Kerjakan berikut ini:
- 1) Menurut teks tentang Einstein, fenomena apa saja dalam fisika yang menarik minat Einstein sejak 1895?
- 2) Salin ulang tanpa perubahan baris-baris dalam entri, mulai dari baris pertama entri dan berhenti setelah baris yang memuat "ventilation-fan-icon xyxy=(488,597,534,652)".
:: Kutipan teks ::
Ternyata Einstein tidaklah jenius? Tulisan yang anda baca sekarang mencoba untuk menjawab pertanyaan ini. Kebanyakan orang berpikir Einstein adalah orang yang jenius.
Meskipun dari biografinya diinformasikan beliau berprestasi buruk di
sekolah, walaupun dikemudian hari ia berubah menjadi orang yang sangat
berpengaruh dibidang Sains. Banyak juga yang percaya bahwa dia memiliki
kecerdasan yang unggul dalam penalaran matematika kompleks yang pada
akhirnya tiba pada rumus E = MC2. Kebenaran tentang Einstein sama sekali
berbeda. Meskipun ia cukup pintar, prestasinya tidak datang dari
kecerdasan yang unggul. Misalnya, Rumus Einstein tentang Kesetaraan energi dan massa sebenarnya bukan hasil dari penalaran matematika kompleks. Bahkan, dia tidak menggunakan penalaran matematika atau ilmiah sama sekali. Jika Einstein tidak tiba di E = MC2 oleh penalaran matematis atau ilmiah, bagaimana ia sampai di sana?
(Image From: worldculturepictorial.com)
Einstein tidaklah jenius. Einstein sebenarnya tidak sejenius
seperti yang orang kira. Dia hanya memiliki perasaan ingin tahu yang
sangat besar. Keunggulannya adalah ia tidak takut untuk berpikir secara
berbeda dibandingkan orang lain yang ada di sekitarnya. Beberapa waktu
kemudian Einstein menjadi tertarik dengan fisika (1895) khususnya dengan
listrik, magnet, dan fenomena cahaya yang kesemuanya sudah berada di
bawah kajian intensif sejumlah ilmuwan fisika. Sejumlah teori ilmiah
dan persamaan matematika sudah berhasil. Bahkan prinsip relativitas,
telah dirumuskan berabad-abad sebelumnya oleh astronom Galileo.
Kebanyakan ilmuwan pada saat itu
benar-benar puas dengan teori-teori yang ada. Ada beberapa situasi
teori-teori ini tidak bisa memberikan penjelasan secara memuaskan
terhadap fenomena-fenomena ilmiah tertentu. Para ilmuwan lainnya tidak
ada yang benar-benar menaruh banyak perhatian terhadap kekurangan ini.
:::
:: Data tugas ::
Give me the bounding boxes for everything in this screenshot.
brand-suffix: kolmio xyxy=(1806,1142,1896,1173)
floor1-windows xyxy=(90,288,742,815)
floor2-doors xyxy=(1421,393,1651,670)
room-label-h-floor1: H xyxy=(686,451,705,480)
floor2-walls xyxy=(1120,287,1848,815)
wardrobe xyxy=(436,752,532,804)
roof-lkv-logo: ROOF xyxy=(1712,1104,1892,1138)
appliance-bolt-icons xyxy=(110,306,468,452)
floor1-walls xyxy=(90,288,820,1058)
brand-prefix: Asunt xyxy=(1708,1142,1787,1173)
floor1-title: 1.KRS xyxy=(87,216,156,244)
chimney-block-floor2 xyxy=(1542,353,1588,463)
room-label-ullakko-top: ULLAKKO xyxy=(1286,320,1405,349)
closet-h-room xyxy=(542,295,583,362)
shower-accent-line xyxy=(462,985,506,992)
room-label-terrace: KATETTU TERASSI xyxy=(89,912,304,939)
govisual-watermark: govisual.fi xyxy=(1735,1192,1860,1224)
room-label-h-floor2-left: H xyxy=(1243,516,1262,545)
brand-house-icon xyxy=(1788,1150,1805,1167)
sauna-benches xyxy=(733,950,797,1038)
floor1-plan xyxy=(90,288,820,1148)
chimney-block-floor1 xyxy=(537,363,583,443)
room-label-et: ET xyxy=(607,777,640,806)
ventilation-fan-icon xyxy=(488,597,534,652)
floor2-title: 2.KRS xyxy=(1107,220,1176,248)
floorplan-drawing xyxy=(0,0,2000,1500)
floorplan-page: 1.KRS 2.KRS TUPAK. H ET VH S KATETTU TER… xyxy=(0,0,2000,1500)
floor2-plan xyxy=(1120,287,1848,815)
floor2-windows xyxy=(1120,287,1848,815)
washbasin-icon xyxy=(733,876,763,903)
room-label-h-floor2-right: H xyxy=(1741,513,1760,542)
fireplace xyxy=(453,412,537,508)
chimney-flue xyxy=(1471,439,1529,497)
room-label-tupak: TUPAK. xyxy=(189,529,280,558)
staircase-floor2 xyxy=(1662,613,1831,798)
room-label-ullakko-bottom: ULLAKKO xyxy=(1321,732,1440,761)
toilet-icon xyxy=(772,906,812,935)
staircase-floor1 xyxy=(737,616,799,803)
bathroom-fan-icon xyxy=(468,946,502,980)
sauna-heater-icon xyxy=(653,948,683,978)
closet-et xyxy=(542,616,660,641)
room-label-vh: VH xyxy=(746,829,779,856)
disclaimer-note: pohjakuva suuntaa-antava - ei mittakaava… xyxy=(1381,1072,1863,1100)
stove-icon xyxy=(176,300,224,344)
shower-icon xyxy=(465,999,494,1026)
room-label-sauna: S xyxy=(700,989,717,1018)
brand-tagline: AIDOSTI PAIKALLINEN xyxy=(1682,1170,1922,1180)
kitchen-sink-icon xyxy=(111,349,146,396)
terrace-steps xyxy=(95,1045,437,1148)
:::
Hasil per tugas:
- 1) Listrik, magnet, dan fenomena cahaya.

- 2)
Give me the bounding boxes for everything in this screenshot.
brand-suffix: kolmio xyxy=(1806,1142,1896,1173)
floor1-windows xyxy=(90,288,742,815)
floor2-doors xyxy=(1421,393,1651,670)
room-label-h-floor1: H xyxy=(686,451,705,480)
floor2-walls xyxy=(1120,287,1848,815)
wardrobe xyxy=(436,752,532,804)
roof-lkv-logo: ROOF xyxy=(1712,1104,1892,1138)
appliance-bolt-icons xyxy=(110,306,468,452)
floor1-walls xyxy=(90,288,820,1058)
brand-prefix: Asunt xyxy=(1708,1142,1787,1173)
floor1-title: 1.KRS xyxy=(87,216,156,244)
chimney-block-floor2 xyxy=(1542,353,1588,463)
room-label-ullakko-top: ULLAKKO xyxy=(1286,320,1405,349)
closet-h-room xyxy=(542,295,583,362)
shower-accent-line xyxy=(462,985,506,992)
room-label-terrace: KATETTU TERASSI xyxy=(89,912,304,939)
govisual-watermark: govisual.fi xyxy=(1735,1192,1860,1224)
room-label-h-floor2-left: H xyxy=(1243,516,1262,545)
brand-house-icon xyxy=(1788,1150,1805,1167)
sauna-benches xyxy=(733,950,797,1038)
floor1-plan xyxy=(90,288,820,1148)
chimney-block-floor1 xyxy=(537,363,583,443)
room-label-et: ET xyxy=(607,777,640,806)
ventilation-fan-icon xyxy=(488,597,534,652)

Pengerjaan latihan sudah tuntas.